* **STATED PROBLEM**:
Below are the records. List every line holding the word "Realized".
-------- RECORD LIST
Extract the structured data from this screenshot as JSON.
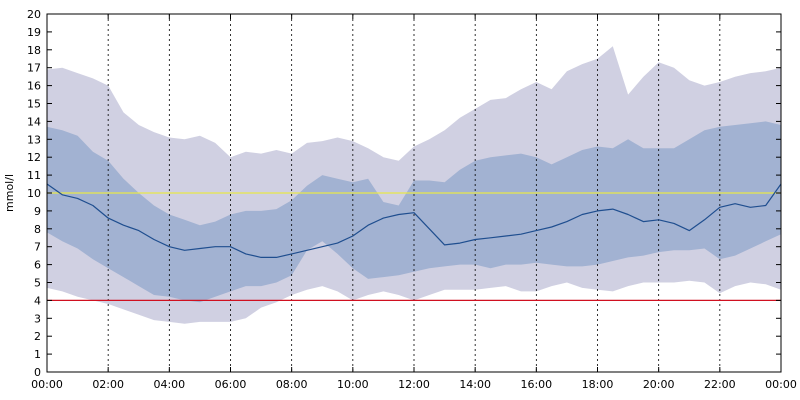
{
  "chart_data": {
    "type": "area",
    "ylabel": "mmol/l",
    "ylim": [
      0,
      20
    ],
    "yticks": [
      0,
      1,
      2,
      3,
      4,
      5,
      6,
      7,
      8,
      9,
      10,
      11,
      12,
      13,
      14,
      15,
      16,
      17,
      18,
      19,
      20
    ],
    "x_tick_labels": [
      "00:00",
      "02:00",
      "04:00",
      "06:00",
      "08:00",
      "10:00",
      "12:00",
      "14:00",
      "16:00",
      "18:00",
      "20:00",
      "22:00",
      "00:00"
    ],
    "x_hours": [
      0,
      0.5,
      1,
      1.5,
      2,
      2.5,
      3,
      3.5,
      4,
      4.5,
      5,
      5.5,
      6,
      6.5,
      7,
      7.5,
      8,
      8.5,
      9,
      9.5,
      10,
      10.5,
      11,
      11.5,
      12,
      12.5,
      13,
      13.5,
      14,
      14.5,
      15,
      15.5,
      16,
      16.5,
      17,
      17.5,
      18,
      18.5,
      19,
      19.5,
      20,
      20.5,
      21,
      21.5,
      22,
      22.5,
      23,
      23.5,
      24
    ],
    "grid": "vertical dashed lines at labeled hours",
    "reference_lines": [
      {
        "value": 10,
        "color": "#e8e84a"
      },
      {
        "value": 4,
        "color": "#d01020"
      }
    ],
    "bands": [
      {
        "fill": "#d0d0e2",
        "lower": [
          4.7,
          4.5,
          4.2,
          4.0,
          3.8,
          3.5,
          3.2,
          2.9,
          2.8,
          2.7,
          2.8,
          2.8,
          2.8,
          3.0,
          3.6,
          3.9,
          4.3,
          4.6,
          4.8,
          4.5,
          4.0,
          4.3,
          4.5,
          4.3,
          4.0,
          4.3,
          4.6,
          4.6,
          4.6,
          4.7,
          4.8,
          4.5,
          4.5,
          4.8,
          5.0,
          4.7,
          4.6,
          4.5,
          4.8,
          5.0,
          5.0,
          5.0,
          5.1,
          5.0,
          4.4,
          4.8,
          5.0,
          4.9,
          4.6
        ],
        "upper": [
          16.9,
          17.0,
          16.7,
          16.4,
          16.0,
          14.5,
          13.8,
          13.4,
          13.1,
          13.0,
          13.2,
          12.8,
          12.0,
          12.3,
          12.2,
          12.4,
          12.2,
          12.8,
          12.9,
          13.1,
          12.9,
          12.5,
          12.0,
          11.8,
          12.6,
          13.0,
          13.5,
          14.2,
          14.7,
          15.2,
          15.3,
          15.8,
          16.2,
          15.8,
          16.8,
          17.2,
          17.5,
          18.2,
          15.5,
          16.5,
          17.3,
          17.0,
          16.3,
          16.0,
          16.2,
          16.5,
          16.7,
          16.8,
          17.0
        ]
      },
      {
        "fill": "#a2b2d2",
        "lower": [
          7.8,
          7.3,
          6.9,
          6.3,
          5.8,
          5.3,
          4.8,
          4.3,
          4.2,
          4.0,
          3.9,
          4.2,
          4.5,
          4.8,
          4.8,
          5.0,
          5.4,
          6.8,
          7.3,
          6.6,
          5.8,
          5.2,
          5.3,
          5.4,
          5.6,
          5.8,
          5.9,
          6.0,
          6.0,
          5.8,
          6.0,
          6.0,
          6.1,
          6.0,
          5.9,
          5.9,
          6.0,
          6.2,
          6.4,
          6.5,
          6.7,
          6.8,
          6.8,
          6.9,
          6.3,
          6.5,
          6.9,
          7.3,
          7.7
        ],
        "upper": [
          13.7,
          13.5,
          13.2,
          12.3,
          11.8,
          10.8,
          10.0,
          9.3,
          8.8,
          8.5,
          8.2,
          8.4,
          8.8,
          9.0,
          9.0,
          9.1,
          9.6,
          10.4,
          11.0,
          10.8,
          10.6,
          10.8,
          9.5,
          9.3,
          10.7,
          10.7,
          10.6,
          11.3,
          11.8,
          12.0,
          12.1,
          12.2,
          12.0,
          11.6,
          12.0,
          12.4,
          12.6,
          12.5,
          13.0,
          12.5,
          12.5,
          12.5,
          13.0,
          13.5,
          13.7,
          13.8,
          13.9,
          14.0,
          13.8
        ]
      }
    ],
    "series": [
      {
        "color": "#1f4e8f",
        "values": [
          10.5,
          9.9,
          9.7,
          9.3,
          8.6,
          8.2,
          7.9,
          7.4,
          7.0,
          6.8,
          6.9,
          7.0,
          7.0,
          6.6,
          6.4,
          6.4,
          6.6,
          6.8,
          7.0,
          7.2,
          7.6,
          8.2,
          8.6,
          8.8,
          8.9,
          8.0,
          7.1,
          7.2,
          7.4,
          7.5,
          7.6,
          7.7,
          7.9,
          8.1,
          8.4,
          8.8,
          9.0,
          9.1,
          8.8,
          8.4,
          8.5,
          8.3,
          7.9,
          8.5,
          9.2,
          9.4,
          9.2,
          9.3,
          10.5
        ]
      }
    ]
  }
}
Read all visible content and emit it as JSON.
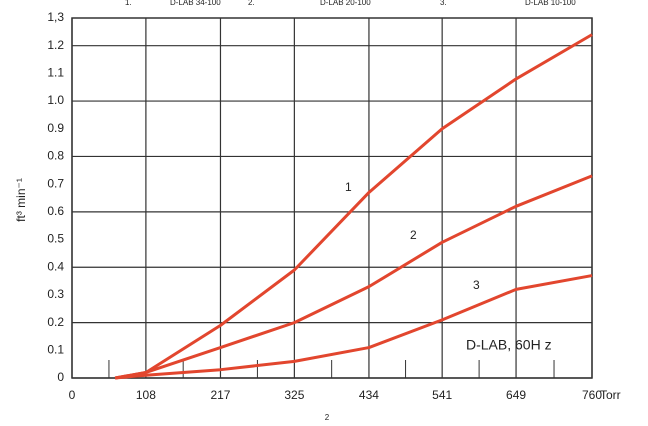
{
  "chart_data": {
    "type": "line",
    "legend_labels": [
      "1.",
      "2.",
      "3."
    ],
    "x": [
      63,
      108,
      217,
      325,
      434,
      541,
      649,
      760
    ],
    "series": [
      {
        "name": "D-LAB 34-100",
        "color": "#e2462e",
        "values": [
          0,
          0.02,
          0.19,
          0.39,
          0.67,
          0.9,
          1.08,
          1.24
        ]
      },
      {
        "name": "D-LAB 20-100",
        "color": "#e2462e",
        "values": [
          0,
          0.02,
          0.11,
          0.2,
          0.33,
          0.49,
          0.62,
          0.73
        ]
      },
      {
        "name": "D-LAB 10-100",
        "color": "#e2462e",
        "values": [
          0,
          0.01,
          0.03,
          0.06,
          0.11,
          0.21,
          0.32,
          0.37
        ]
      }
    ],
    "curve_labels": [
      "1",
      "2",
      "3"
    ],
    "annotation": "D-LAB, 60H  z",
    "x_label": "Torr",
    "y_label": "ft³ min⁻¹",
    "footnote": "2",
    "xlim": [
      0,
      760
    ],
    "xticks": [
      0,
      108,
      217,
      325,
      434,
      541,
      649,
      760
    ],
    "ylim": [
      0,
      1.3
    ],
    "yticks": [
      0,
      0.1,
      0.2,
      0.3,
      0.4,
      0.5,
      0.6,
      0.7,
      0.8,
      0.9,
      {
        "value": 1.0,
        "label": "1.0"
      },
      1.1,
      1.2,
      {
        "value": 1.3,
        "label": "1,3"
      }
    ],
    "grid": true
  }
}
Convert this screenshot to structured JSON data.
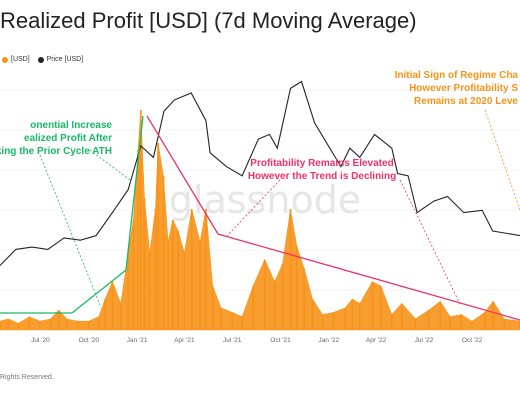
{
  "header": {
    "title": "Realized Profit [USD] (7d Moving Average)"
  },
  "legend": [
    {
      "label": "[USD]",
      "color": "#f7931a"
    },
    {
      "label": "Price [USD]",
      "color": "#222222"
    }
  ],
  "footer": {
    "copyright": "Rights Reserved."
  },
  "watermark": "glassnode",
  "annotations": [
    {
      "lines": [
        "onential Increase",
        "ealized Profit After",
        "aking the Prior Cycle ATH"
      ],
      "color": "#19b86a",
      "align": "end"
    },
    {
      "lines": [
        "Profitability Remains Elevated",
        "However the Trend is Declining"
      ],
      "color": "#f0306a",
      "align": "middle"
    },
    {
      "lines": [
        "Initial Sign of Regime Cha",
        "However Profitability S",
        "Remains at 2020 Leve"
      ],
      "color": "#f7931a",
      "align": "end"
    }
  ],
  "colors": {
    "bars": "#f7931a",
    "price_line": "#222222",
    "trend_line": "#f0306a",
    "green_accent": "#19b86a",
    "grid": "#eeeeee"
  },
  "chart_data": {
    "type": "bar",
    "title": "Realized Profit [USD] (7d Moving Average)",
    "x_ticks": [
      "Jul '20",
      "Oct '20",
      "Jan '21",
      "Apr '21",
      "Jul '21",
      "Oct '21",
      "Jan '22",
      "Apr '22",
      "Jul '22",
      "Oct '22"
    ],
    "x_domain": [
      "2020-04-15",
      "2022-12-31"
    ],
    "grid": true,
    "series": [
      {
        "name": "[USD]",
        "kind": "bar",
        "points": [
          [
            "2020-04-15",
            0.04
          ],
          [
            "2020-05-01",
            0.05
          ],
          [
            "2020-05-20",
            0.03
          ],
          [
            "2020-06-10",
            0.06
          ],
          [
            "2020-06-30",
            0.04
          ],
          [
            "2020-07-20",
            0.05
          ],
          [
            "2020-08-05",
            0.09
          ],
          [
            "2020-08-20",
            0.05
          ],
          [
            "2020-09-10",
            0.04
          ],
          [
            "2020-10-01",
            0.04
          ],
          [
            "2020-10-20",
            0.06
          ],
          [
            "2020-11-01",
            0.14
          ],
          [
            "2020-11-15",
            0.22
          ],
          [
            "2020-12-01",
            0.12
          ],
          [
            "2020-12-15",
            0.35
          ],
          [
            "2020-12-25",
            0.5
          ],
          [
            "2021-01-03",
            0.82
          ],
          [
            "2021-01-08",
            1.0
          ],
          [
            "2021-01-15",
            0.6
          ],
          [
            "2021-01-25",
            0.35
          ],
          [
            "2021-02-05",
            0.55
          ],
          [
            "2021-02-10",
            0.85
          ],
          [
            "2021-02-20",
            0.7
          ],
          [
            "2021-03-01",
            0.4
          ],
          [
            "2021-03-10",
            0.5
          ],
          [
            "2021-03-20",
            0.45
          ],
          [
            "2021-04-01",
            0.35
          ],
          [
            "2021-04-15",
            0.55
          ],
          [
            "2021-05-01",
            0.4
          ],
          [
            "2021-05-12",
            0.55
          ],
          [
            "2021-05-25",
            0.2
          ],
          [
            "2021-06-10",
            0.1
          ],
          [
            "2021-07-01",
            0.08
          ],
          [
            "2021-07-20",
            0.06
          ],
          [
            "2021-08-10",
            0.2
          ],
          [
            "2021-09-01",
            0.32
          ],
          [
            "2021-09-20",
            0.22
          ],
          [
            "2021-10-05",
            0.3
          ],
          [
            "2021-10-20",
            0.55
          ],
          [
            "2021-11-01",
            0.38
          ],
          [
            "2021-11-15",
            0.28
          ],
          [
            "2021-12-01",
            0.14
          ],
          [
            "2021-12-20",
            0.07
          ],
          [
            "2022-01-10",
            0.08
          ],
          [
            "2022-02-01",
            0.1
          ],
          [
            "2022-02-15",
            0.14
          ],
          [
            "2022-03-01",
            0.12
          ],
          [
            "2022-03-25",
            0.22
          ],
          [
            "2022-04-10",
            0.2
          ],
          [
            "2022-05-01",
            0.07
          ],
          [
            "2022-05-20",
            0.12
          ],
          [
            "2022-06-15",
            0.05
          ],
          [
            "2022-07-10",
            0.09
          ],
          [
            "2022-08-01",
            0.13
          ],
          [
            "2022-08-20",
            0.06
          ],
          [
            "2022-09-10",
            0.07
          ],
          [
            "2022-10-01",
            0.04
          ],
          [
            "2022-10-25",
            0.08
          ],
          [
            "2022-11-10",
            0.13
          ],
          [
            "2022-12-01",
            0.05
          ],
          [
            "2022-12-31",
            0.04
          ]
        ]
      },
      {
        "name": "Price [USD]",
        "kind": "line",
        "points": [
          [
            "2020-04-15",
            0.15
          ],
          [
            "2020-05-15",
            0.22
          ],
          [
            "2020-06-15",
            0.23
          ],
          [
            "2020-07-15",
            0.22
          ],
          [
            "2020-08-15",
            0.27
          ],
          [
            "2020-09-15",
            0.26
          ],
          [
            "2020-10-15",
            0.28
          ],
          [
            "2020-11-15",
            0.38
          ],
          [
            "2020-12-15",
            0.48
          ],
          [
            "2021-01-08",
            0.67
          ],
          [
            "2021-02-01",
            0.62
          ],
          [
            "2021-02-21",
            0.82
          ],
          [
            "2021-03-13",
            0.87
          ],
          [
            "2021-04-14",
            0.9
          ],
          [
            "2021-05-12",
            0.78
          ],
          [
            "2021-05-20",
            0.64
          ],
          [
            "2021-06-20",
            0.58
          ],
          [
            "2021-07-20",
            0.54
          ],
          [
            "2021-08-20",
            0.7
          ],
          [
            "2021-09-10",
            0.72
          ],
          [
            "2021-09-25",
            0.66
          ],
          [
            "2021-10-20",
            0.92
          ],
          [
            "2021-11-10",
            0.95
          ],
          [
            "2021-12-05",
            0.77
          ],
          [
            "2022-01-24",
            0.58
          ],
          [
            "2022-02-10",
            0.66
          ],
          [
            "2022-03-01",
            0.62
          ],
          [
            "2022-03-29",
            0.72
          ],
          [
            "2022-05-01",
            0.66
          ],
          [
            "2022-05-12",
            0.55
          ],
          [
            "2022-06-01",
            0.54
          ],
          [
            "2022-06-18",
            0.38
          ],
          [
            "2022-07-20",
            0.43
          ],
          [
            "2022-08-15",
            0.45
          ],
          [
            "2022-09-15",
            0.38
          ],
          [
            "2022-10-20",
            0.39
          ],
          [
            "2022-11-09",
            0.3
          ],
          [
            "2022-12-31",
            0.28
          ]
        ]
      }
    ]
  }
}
----------------
* **WRITTEN RESPONSE**:
    "title": "Realized Profit [USD] (7d Moving Average)"
    "title": "Realized Profit [USD] (7d Moving Average)",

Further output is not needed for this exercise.